WORK INSTRUCTIONS ▸ Filter the data for lines with the word "ارزیابی", then copy every line so identified.

[Start of INPUT DATA]

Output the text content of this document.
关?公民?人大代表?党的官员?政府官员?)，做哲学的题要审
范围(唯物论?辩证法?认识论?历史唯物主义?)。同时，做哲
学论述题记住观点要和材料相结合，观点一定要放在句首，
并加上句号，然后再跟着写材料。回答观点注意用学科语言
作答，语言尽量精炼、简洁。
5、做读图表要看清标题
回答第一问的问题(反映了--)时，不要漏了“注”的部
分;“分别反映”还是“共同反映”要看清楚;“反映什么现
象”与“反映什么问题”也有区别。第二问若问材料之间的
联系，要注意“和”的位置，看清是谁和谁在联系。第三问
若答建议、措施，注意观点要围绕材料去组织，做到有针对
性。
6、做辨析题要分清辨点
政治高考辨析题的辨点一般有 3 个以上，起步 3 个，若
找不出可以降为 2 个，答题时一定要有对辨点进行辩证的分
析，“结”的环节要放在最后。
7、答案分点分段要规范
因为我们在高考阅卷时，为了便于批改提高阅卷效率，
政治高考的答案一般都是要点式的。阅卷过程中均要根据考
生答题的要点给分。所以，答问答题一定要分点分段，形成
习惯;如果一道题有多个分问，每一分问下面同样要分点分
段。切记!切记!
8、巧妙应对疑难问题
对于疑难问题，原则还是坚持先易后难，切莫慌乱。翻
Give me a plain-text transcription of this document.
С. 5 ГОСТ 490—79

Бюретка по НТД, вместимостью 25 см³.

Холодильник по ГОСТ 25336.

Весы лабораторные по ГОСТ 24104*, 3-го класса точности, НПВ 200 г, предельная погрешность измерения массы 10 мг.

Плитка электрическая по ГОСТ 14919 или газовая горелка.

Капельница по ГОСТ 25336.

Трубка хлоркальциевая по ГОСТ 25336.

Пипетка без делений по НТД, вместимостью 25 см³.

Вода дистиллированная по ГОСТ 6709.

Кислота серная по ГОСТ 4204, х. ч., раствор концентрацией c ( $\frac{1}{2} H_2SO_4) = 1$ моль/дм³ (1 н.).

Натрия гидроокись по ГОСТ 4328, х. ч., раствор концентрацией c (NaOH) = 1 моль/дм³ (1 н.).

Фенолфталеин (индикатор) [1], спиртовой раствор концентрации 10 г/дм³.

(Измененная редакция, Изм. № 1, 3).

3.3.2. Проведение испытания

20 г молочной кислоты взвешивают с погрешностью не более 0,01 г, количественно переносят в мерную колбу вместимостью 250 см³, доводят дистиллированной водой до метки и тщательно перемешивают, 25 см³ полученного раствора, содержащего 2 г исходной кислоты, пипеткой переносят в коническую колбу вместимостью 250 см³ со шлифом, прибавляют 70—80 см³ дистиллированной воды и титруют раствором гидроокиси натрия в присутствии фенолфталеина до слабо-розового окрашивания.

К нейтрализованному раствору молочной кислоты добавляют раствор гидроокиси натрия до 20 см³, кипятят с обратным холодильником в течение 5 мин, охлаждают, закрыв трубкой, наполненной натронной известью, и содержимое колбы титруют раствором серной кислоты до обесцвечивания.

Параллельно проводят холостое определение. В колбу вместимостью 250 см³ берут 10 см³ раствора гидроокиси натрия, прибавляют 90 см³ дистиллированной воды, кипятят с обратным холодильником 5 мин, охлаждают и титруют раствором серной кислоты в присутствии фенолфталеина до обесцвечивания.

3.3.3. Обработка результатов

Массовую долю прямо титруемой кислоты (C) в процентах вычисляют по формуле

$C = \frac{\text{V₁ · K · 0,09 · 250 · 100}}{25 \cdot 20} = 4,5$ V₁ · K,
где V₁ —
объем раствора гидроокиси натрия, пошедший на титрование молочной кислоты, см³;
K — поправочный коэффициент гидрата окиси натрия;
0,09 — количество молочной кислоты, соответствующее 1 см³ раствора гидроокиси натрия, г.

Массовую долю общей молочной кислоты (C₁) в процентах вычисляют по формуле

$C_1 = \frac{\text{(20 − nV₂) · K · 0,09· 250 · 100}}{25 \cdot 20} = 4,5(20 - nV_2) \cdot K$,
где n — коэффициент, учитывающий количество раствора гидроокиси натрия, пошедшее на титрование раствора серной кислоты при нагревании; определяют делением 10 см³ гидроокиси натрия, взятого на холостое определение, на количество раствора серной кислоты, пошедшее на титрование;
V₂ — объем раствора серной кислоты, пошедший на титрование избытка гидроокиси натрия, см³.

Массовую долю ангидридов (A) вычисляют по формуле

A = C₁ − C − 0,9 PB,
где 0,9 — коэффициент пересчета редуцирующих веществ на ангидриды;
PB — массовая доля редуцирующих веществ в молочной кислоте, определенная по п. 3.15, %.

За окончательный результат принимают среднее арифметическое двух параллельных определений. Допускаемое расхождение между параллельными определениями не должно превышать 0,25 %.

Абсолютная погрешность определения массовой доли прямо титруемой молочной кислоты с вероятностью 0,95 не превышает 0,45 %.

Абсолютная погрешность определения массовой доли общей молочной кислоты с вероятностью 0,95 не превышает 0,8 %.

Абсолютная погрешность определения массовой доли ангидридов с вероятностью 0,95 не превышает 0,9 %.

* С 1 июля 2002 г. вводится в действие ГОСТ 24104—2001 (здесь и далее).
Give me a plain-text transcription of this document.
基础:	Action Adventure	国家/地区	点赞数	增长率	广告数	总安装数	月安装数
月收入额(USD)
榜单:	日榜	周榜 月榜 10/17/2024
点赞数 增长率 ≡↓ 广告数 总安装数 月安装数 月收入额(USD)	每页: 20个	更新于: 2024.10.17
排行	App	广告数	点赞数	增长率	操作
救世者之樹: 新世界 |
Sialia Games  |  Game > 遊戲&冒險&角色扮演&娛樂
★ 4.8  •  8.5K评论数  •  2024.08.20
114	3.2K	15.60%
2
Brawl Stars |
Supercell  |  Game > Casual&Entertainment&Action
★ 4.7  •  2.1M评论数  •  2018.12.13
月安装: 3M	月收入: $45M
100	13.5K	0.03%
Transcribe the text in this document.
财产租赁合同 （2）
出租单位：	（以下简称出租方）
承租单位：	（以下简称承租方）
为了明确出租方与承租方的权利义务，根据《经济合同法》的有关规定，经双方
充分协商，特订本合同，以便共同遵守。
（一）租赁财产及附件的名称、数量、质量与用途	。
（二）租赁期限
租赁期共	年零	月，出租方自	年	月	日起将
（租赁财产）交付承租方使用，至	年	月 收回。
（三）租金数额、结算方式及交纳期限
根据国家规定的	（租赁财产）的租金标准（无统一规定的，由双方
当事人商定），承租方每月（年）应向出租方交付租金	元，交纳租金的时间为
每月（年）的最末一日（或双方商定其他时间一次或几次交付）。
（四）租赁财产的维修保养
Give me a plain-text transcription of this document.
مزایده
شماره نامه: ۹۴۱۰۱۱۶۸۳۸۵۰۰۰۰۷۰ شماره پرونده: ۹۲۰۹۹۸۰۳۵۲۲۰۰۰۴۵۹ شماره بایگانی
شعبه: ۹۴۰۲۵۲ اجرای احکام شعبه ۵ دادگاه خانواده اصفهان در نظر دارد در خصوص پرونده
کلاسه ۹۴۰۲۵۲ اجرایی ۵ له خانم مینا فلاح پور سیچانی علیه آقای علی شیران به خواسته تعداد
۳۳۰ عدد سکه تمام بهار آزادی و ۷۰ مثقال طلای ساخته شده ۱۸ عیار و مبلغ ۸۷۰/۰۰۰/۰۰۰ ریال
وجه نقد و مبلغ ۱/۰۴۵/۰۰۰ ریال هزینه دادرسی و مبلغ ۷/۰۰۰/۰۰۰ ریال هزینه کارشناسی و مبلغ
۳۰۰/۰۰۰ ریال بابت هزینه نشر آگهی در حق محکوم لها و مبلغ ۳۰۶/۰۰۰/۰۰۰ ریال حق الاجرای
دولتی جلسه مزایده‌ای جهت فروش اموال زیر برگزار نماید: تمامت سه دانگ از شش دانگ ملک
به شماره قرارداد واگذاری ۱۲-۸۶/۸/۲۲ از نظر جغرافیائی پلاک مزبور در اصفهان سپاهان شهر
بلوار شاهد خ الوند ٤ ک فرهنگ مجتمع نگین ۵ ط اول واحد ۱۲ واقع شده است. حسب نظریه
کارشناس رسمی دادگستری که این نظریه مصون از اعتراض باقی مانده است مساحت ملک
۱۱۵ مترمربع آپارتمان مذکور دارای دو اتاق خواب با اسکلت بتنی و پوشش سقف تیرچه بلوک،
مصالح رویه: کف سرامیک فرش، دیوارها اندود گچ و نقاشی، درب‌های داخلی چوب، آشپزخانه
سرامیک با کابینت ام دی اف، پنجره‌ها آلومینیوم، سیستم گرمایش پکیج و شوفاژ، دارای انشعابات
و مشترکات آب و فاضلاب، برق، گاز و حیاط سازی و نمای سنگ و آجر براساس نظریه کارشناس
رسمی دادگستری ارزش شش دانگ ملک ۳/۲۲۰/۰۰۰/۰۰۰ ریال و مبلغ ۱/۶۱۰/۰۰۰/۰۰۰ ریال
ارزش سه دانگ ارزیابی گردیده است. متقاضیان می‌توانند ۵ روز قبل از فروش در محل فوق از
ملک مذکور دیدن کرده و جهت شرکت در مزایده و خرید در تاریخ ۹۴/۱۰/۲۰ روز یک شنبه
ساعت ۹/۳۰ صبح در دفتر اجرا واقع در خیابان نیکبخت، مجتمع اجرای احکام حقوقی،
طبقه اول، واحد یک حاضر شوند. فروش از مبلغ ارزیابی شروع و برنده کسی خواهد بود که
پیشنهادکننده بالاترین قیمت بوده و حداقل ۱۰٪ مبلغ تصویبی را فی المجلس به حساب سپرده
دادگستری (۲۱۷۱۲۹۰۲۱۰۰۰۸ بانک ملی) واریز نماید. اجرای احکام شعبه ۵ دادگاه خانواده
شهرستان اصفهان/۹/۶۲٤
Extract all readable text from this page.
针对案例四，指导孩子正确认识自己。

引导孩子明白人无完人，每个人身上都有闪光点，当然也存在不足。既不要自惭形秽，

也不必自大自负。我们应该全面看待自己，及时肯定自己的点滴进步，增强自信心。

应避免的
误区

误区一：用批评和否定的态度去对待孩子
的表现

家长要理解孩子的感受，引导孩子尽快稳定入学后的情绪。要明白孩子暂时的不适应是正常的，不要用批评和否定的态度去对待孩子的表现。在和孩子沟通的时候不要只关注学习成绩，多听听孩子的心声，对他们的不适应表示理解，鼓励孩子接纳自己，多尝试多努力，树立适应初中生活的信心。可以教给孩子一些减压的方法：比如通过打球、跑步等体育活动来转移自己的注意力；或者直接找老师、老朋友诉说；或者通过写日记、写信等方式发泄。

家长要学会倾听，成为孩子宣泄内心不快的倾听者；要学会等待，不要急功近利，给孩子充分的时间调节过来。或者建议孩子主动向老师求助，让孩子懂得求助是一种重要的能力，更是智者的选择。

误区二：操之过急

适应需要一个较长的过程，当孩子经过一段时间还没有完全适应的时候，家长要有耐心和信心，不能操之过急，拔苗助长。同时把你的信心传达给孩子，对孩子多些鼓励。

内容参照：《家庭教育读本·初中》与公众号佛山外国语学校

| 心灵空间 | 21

[End of INPUT DATA]

EXERCISE RESULT ▸
ارزش سه دانگ ارزیابی گردیده است. متقاضیان می‌توانند ۵ روز قبل از فروش در محل فوق از
طبقه اول، واحد یک حاضر شوند. فروش از مبلغ ارزیابی شروع و برنده کسی خواهد بود که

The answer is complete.